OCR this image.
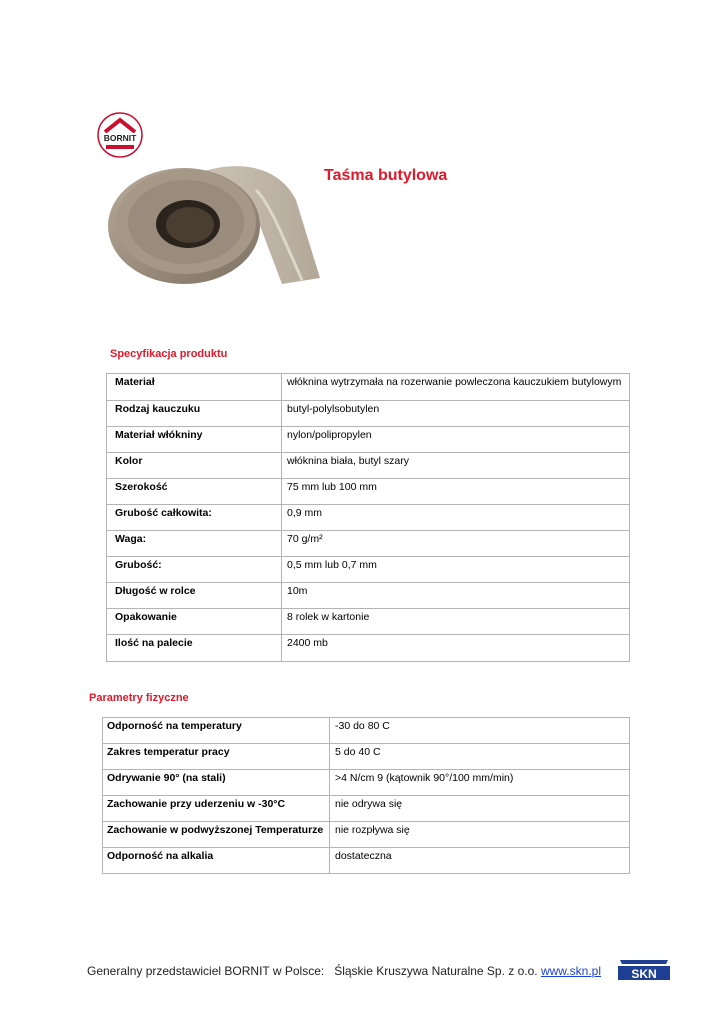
BORNIT
Taśma butylowa
Specyfikacja produktu
Materiał	włóknina wytrzymała na rozerwanie powleczona kauczukiem butylowym
Rodzaj kauczuku	butyl-polylsobutylen
Materiał włókniny	nylon/polipropylen
Kolor	włóknina biała, butyl szary
Szerokość	75 mm lub 100 mm
Grubość całkowita:	0,9 mm
Waga:	70 g/m²
Grubość:	0,5 mm lub 0,7 mm
Długość w rolce	10m
Opakowanie	8 rolek w kartonie
Ilość na palecie	2400 mb
Parametry fizyczne
Odporność na temperatury	-30 do 80 C
Zakres temperatur pracy	5 do 40 C
Odrywanie 90° (na stali)	>4 N/cm 9 (kątownik 90°/100 mm/min)
Zachowanie przy uderzeniu w -30°C	nie odrywa się
Zachowanie w podwyższonej Temperaturze	nie rozpływa się
Odporność na alkalia	dostateczna
Generalny przedstawiciel BORNIT w Polsce:   Śląskie Kruszywa Naturalne Sp. z o.o. www.skn.pl	SKN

* **PROMPT**:
Each line that has the word "Odporność" counts once. How many such lines are in the data? Give the number alone.

* **PROBLEM SOLUTION**:
2